## Written exercise
Search the data for the string "szerviz" and extract every line where it appears.

## Input rows
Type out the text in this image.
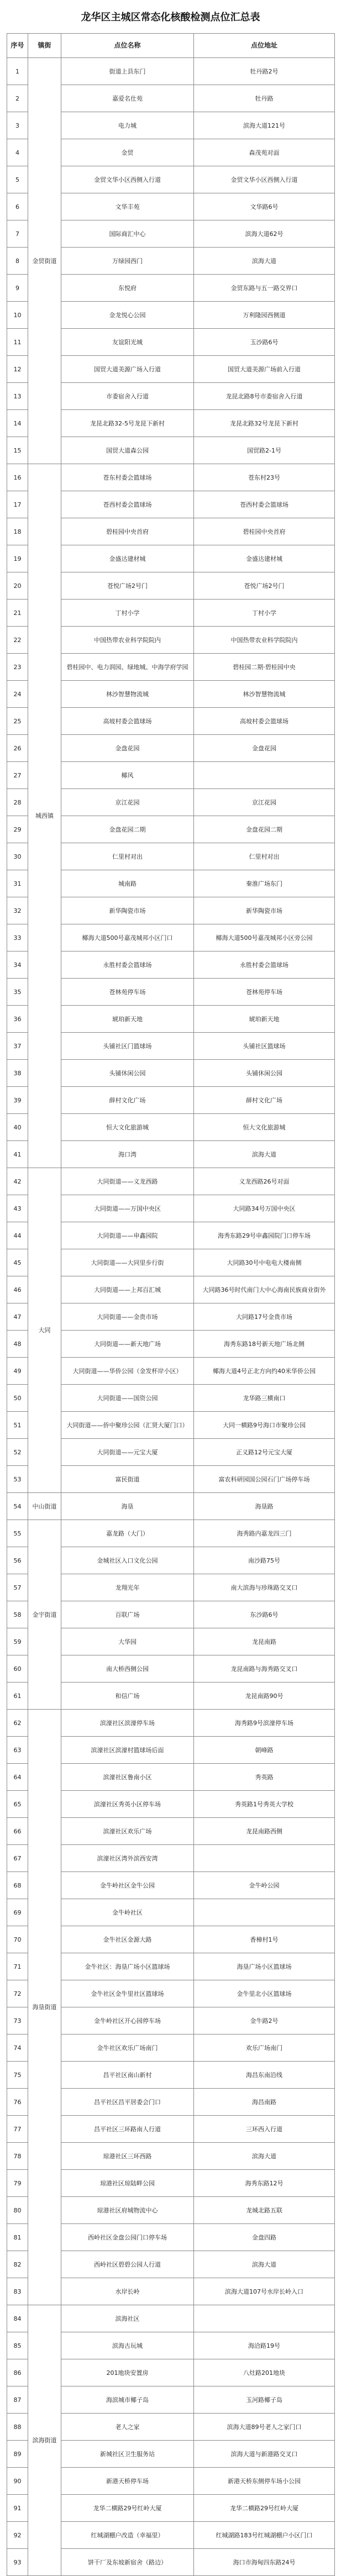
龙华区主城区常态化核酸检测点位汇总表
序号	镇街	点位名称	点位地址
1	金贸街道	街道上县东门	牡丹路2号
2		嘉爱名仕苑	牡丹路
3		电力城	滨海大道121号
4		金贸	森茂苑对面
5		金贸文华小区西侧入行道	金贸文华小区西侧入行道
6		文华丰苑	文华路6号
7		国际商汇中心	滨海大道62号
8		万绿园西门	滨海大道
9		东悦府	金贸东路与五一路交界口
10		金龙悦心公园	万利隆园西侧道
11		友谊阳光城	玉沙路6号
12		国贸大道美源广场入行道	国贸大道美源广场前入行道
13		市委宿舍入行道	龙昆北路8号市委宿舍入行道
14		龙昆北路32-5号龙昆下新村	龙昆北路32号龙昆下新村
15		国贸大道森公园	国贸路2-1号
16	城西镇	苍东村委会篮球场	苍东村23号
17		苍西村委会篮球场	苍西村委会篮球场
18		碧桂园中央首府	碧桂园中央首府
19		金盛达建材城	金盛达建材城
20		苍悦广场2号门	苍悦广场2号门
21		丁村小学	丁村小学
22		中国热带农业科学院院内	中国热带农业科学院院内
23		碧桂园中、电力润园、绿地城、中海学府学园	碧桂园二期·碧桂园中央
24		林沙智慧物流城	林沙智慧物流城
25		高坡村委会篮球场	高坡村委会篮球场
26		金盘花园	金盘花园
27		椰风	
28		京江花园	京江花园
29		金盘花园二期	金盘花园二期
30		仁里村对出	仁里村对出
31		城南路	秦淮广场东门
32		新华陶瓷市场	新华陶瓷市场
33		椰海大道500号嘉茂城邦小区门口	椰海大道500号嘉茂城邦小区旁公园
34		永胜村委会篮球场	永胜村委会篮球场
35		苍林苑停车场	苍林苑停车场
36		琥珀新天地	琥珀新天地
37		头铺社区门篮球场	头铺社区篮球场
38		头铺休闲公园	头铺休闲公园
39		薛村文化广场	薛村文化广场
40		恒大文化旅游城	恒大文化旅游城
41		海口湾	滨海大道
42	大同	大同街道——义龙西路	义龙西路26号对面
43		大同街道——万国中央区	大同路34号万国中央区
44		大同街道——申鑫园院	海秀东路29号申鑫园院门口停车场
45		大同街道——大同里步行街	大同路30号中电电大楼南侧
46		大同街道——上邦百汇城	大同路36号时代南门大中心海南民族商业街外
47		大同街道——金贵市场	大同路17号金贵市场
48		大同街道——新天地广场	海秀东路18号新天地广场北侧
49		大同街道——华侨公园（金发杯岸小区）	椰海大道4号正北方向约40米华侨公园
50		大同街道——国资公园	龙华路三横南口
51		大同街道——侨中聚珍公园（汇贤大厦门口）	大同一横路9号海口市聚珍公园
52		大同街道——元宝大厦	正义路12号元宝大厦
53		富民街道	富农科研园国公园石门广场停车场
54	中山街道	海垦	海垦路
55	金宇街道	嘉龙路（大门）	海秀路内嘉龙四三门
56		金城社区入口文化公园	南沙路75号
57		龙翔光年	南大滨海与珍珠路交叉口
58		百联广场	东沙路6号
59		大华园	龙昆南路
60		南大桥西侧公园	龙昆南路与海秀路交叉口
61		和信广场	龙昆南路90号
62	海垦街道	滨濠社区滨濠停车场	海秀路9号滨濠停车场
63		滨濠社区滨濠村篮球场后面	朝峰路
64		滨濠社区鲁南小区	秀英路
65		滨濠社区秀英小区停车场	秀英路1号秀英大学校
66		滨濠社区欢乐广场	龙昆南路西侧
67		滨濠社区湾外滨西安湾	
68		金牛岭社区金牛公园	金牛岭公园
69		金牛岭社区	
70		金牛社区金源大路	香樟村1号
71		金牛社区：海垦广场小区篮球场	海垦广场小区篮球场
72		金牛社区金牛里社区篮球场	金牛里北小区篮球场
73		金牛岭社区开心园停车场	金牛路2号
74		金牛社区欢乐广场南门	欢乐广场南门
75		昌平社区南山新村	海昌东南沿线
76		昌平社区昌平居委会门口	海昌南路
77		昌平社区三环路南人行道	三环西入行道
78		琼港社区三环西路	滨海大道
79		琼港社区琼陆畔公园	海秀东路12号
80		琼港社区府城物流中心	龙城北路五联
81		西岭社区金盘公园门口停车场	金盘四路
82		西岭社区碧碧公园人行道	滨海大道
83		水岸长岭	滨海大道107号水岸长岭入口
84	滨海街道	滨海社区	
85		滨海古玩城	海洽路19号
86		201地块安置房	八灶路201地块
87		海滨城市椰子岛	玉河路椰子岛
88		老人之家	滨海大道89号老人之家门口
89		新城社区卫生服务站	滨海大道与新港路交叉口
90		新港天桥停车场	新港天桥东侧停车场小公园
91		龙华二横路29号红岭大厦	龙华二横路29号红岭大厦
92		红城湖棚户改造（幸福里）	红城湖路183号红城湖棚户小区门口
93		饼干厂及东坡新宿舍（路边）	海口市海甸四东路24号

--

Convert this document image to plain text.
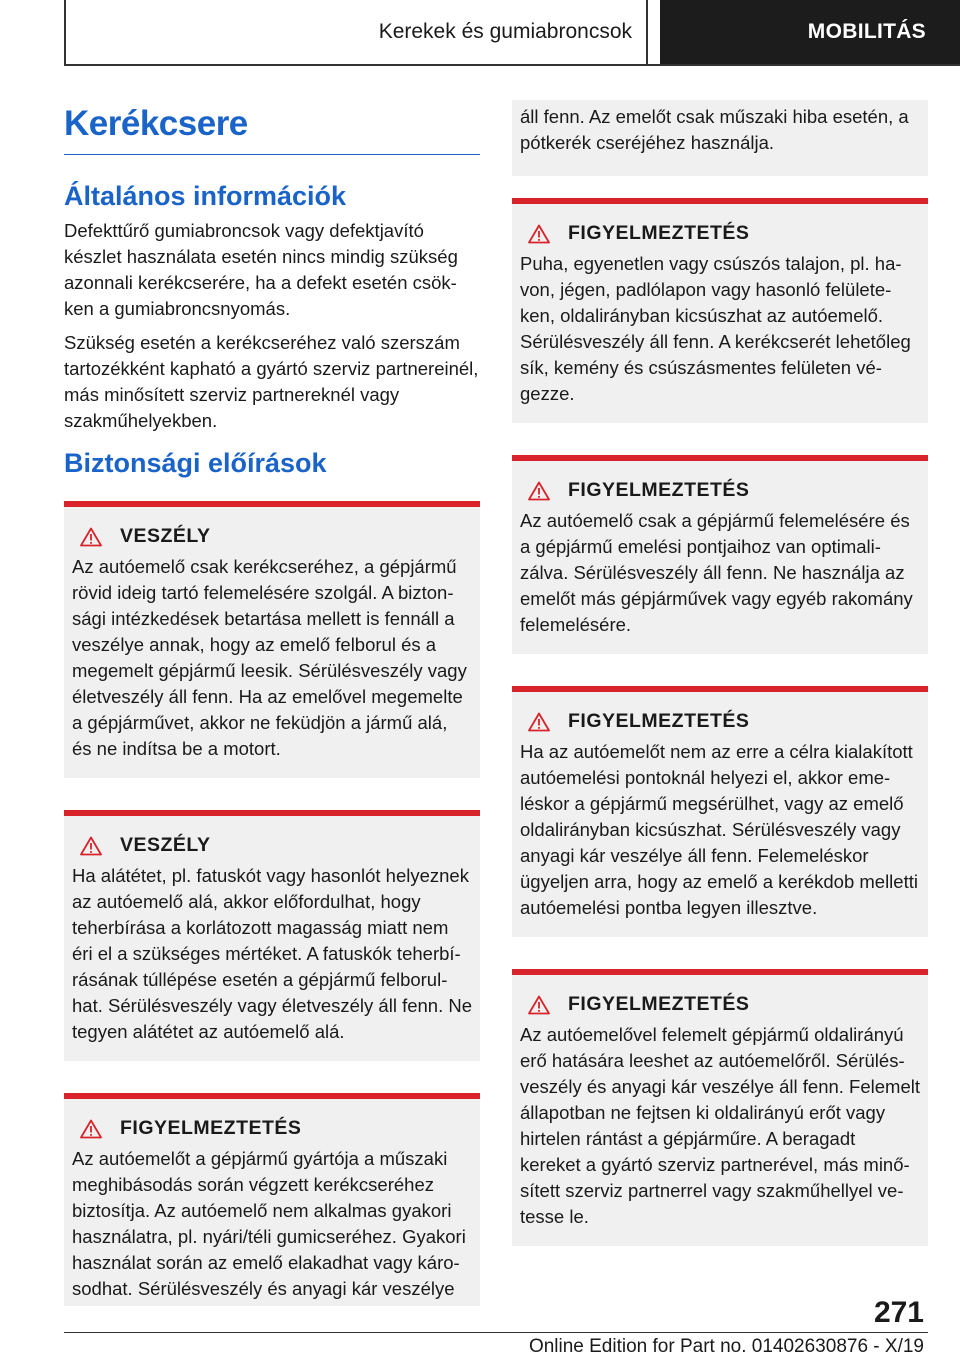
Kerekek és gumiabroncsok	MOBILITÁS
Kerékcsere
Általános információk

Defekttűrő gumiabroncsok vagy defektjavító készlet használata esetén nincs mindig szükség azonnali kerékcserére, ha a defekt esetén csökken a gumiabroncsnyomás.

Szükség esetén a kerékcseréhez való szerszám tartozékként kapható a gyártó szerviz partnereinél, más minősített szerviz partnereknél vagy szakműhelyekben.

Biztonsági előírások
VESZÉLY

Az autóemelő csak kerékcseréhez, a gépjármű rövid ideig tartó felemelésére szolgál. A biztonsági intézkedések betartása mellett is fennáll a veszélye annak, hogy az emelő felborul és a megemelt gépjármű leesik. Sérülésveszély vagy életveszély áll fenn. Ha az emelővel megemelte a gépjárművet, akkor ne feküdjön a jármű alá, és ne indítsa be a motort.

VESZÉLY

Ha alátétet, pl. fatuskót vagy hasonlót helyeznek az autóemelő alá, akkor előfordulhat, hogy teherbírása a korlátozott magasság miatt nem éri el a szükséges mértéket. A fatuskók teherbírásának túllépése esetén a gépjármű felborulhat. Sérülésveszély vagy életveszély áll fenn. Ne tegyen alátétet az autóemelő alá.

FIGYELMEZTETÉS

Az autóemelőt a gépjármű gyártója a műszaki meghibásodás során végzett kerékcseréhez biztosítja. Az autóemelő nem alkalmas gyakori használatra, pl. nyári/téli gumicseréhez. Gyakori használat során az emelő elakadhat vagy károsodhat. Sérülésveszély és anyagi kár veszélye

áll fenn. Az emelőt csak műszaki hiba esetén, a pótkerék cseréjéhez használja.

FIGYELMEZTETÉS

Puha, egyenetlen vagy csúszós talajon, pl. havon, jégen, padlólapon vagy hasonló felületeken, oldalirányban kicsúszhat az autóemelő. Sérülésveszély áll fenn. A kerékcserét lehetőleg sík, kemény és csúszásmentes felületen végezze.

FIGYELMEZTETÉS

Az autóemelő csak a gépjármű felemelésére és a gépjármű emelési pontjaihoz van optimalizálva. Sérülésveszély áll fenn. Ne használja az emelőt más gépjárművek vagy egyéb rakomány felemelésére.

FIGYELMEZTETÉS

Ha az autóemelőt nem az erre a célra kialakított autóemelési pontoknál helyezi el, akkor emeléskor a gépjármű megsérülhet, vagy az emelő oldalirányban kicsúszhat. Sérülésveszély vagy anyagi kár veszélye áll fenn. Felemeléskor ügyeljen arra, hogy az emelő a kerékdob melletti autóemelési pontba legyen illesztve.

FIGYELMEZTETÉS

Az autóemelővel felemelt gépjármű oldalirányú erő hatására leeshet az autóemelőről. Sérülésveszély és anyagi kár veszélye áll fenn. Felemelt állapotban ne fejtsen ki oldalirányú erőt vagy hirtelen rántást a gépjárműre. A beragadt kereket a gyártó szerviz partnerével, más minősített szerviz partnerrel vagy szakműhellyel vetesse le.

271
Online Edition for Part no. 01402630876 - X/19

--

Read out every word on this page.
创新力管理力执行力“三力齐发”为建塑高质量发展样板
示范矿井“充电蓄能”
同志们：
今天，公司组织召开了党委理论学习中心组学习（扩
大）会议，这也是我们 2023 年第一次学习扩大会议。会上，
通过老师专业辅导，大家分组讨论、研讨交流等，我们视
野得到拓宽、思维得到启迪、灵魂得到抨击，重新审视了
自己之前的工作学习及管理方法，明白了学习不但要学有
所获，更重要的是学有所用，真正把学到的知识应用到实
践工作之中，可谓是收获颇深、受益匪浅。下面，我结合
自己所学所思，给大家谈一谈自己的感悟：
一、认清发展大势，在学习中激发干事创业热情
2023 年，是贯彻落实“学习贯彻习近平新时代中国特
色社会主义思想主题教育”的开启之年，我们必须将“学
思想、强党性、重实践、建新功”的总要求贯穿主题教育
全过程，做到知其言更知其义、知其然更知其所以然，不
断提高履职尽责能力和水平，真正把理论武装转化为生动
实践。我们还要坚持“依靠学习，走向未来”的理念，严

## Task answer
Szükség esetén a kerékcseréhez való szerszám tartozékként kapható a gyártó szerviz partnereinél, más minősített szerviz partnereknél vagy szakműhelyekben.
Az autóemelővel felemelt gépjármű oldalirányú erő hatására leeshet az autóemelőről. Sérülésveszély és anyagi kár veszélye áll fenn. Felemelt állapotban ne fejtsen ki oldalirányú erőt vagy hirtelen rántást a gépjárműre. A beragadt kereket a gyártó szerviz partnerével, más minősített szerviz partnerrel vagy szakműhellyel vetesse le.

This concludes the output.